__Records provided__:

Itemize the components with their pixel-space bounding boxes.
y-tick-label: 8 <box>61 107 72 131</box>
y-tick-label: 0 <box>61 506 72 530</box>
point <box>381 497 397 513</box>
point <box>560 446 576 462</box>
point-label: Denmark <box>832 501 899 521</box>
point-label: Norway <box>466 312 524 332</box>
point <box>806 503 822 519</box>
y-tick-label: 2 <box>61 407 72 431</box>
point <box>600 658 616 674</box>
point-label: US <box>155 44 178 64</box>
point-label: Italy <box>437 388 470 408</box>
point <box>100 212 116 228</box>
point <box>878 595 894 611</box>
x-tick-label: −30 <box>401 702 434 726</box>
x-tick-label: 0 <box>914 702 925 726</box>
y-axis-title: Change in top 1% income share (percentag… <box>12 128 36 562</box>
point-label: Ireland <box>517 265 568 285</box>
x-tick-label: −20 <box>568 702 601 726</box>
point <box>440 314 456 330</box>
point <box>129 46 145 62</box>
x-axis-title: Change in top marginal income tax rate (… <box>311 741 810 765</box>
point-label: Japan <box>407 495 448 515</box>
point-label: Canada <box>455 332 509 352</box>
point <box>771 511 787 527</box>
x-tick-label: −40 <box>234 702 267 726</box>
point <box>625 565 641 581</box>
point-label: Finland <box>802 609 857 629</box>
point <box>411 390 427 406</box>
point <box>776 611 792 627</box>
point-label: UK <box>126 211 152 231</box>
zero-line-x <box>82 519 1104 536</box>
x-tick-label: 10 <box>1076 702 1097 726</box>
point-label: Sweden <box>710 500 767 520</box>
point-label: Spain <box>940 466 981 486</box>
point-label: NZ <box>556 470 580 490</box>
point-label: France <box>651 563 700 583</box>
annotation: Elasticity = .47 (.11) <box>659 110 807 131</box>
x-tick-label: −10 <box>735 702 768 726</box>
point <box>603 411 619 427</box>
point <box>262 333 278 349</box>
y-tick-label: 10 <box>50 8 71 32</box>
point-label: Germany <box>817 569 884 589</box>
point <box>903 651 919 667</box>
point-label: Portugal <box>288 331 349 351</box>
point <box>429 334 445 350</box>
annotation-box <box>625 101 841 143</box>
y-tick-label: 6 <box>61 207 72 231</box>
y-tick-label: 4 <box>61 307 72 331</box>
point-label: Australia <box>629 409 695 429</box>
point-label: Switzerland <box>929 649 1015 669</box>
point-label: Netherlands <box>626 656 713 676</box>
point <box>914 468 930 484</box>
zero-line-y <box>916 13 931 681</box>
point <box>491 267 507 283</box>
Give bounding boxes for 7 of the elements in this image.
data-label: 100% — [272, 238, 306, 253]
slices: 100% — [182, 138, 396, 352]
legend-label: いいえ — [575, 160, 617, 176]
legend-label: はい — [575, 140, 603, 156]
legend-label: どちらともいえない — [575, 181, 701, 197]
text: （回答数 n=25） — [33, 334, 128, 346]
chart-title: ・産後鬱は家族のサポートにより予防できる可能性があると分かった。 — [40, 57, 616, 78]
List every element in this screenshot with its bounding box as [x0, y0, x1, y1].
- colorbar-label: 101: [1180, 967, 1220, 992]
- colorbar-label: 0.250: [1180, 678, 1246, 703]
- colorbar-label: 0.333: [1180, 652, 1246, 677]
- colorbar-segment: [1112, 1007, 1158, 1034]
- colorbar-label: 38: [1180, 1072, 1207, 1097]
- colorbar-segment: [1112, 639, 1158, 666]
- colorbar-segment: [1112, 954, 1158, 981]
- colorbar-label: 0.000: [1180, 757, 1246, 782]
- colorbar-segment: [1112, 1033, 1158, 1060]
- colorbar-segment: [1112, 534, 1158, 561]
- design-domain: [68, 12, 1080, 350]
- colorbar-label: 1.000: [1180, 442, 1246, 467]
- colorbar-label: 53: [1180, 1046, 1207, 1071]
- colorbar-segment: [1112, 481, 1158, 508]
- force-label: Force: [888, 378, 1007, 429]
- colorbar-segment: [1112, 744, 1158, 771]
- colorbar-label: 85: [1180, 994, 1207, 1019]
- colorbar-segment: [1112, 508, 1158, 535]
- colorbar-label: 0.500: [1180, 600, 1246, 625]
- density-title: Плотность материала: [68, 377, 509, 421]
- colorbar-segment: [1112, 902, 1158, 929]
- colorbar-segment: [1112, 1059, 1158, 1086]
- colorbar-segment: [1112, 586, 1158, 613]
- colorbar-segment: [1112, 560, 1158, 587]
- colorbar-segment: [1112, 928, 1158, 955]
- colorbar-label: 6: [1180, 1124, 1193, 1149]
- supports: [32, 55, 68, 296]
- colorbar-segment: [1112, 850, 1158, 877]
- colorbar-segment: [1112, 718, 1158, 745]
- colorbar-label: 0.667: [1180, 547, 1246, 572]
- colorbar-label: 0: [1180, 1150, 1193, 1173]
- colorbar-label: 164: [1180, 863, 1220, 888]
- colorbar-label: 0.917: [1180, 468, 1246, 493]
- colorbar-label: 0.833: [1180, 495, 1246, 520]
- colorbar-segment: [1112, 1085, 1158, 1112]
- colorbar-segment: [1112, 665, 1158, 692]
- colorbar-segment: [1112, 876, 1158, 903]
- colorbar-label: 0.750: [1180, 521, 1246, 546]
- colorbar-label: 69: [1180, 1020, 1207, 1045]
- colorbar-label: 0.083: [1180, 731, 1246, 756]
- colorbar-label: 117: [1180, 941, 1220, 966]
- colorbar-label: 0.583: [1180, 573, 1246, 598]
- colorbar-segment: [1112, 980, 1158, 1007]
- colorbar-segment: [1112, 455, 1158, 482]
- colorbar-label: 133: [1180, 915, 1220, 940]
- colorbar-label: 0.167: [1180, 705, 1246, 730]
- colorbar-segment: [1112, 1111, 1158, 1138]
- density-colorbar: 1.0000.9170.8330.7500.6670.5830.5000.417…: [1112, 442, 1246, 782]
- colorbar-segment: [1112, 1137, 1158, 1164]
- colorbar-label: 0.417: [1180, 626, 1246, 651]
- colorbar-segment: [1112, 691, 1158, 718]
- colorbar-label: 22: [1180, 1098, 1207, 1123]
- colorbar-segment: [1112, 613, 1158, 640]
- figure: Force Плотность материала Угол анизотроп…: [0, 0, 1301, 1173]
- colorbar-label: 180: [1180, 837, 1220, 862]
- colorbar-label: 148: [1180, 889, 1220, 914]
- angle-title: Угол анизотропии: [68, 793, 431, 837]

__Task brief__: Convert the records into a JSON list of strings, with each line as its own string and blank lines omitted.

__Task output__:
[
  "Itemize the components with their pixel-space bounding boxes.",
  "y-tick-label: 8 <box>61 107 72 131</box>",
  "y-tick-label: 0 <box>61 506 72 530</box>",
  "point <box>381 497 397 513</box>",
  "point <box>560 446 576 462</box>",
  "point-label: Denmark <box>832 501 899 521</box>",
  "point-label: Norway <box>466 312 524 332</box>",
  "point <box>806 503 822 519</box>",
  "y-tick-label: 2 <box>61 407 72 431</box>",
  "point <box>600 658 616 674</box>",
  "point-label: US <box>155 44 178 64</box>",
  "point-label: Italy <box>437 388 470 408</box>",
  "point <box>100 212 116 228</box>",
  "point <box>878 595 894 611</box>",
  "x-tick-label: −30 <box>401 702 434 726</box>",
  "x-tick-label: 0 <box>914 702 925 726</box>",
  "y-axis-title: Change in top 1% income share (percentag… <box>12 128 36 562</box>",
  "point-label: Ireland <box>517 265 568 285</box>",
  "x-tick-label: −20 <box>568 702 601 726</box>",
  "point <box>440 314 456 330</box>",
  "point <box>129 46 145 62</box>",
  "x-axis-title: Change in top marginal income tax rate (… <box>311 741 810 765</box>",
  "point-label: Japan <box>407 495 448 515</box>",
  "point-label: Canada <box>455 332 509 352</box>",
  "point <box>771 511 787 527</box>",
  "x-tick-label: −40 <box>234 702 267 726</box>",
  "point <box>625 565 641 581</box>",
  "point-label: Finland <box>802 609 857 629</box>",
  "point <box>411 390 427 406</box>",
  "point <box>776 611 792 627</box>",
  "point-label: UK <box>126 211 152 231</box>",
  "zero-line-x <box>82 519 1104 536</box>",
  "x-tick-label: 10 <box>1076 702 1097 726</box>",
  "point-label: Sweden <box>710 500 767 520</box>",
  "point-label: Spain <box>940 466 981 486</box>",
  "point-label: NZ <box>556 470 580 490</box>",
  "point-label: France <box>651 563 700 583</box>",
  "annotation: Elasticity = .47 (.11) <box>659 110 807 131</box>",
  "x-tick-label: −10 <box>735 702 768 726</box>",
  "point <box>603 411 619 427</box>",
  "point <box>262 333 278 349</box>",
  "y-tick-label: 10 <box>50 8 71 32</box>",
  "point-label: Germany <box>817 569 884 589</box>",
  "point <box>903 651 919 667</box>",
  "point-label: Portugal <box>288 331 349 351</box>",
  "point <box>429 334 445 350</box>",
  "annotation-box <box>625 101 841 143</box>",
  "y-tick-label: 6 <box>61 207 72 231</box>",
  "y-tick-label: 4 <box>61 307 72 331</box>",
  "point-label: Australia <box>629 409 695 429</box>",
  "point-label: Switzerland <box>929 649 1015 669</box>",
  "point-label: Netherlands <box>626 656 713 676</box>",
  "point <box>914 468 930 484</box>",
  "zero-line-y <box>916 13 931 681</box>",
  "point <box>491 267 507 283</box>",
  "Give bounding boxes for 7 of the elements in this image.",
  "data-label: 100% — [272, 238, 306, 253]",
  "slices: 100% — [182, 138, 396, 352]",
  "legend-label: いいえ — [575, 160, 617, 176]",
  "legend-label: はい — [575, 140, 603, 156]",
  "legend-label: どちらともいえない — [575, 181, 701, 197]",
  "text: （回答数 n=25） — [33, 334, 128, 346]",
  "chart-title: ・産後鬱は家族のサポートにより予防できる可能性があると分かった。 — [40, 57, 616, 78]",
  "List every element in this screenshot with its bounding box as [x0, y0, x1, y1].",
  "- colorbar-label: 101: [1180, 967, 1220, 992]",
  "- colorbar-label: 0.250: [1180, 678, 1246, 703]",
  "- colorbar-label: 0.333: [1180, 652, 1246, 677]",
  "- colorbar-segment: [1112, 1007, 1158, 1034]",
  "- colorbar-label: 38: [1180, 1072, 1207, 1097]",
  "- colorbar-segment: [1112, 639, 1158, 666]",
  "- colorbar-segment: [1112, 954, 1158, 981]",
  "- colorbar-label: 0.000: [1180, 757, 1246, 782]",
  "- colorbar-segment: [1112, 1033, 1158, 1060]",
  "- colorbar-segment: [1112, 534, 1158, 561]",
  "- design-domain: [68, 12, 1080, 350]",
  "- colorbar-label: 1.000: [1180, 442, 1246, 467]",
  "- colorbar-label: 53: [1180, 1046, 1207, 1071]",
  "- colorbar-segment: [1112, 481, 1158, 508]",
  "- force-label: Force: [888, 378, 1007, 429]",
  "- colorbar-segment: [1112, 744, 1158, 771]",
  "- colorbar-label: 85: [1180, 994, 1207, 1019]",
  "- colorbar-segment: [1112, 508, 1158, 535]",
  "- colorbar-label: 0.500: [1180, 600, 1246, 625]",
  "- density-title: Плотность материала: [68, 377, 509, 421]",
  "- colorbar-segment: [1112, 902, 1158, 929]",
  "- colorbar-segment: [1112, 1059, 1158, 1086]",
  "- colorbar-segment: [1112, 586, 1158, 613]",
  "- colorbar-segment: [1112, 560, 1158, 587]",
  "- colorbar-segment: [1112, 928, 1158, 955]",
  "- colorbar-label: 6: [1180, 1124, 1193, 1149]",
  "- supports: [32, 55, 68, 296]",
  "- colorbar-segment: [1112, 850, 1158, 877]",
  "- colorbar-segment: [1112, 718, 1158, 745]",
  "- colorbar-label: 0.667: [1180, 547, 1246, 572]",
  "- colorbar-label: 0: [1180, 1150, 1193, 1173]",
  "- colorbar-label: 164: [1180, 863, 1220, 888]",
  "- colorbar-label: 0.917: [1180, 468, 1246, 493]",
  "- colorbar-label: 0.833: [1180, 495, 1246, 520]",
  "- colorbar-segment: [1112, 1085, 1158, 1112]",
  "- colorbar-segment: [1112, 665, 1158, 692]",
  "- colorbar-segment: [1112, 876, 1158, 903]",
  "- colorbar-label: 0.750: [1180, 521, 1246, 546]",
  "- colorbar-label: 69: [1180, 1020, 1207, 1045]",
  "- colorbar-label: 0.083: [1180, 731, 1246, 756]",
  "- colorbar-label: 117: [1180, 941, 1220, 966]",
  "- colorbar-label: 0.583: [1180, 573, 1246, 598]",
  "- colorbar-segment: [1112, 980, 1158, 1007]",
  "- colorbar-segment: [1112, 455, 1158, 482]",
  "- colorbar-label: 133: [1180, 915, 1220, 940]",
  "- colorbar-label: 0.167: [1180, 705, 1246, 730]",
  "- colorbar-segment: [1112, 1111, 1158, 1138]",
  "- density-colorbar: 1.0000.9170.8330.7500.6670.5830.5000.417…: [1112, 442, 1246, 782]",
  "- colorbar-segment: [1112, 1137, 1158, 1164]",
  "- colorbar-label: 0.417: [1180, 626, 1246, 651]",
  "- colorbar-segment: [1112, 691, 1158, 718]",
  "- colorbar-label: 22: [1180, 1098, 1207, 1123]",
  "- colorbar-segment: [1112, 613, 1158, 640]",
  "- figure: Force Плотность материала Угол анизотроп…: [0, 0, 1301, 1173]",
  "- colorbar-label: 180: [1180, 837, 1220, 862]",
  "- colorbar-label: 148: [1180, 889, 1220, 914]",
  "- angle-title: Угол анизотропии: [68, 793, 431, 837]"
]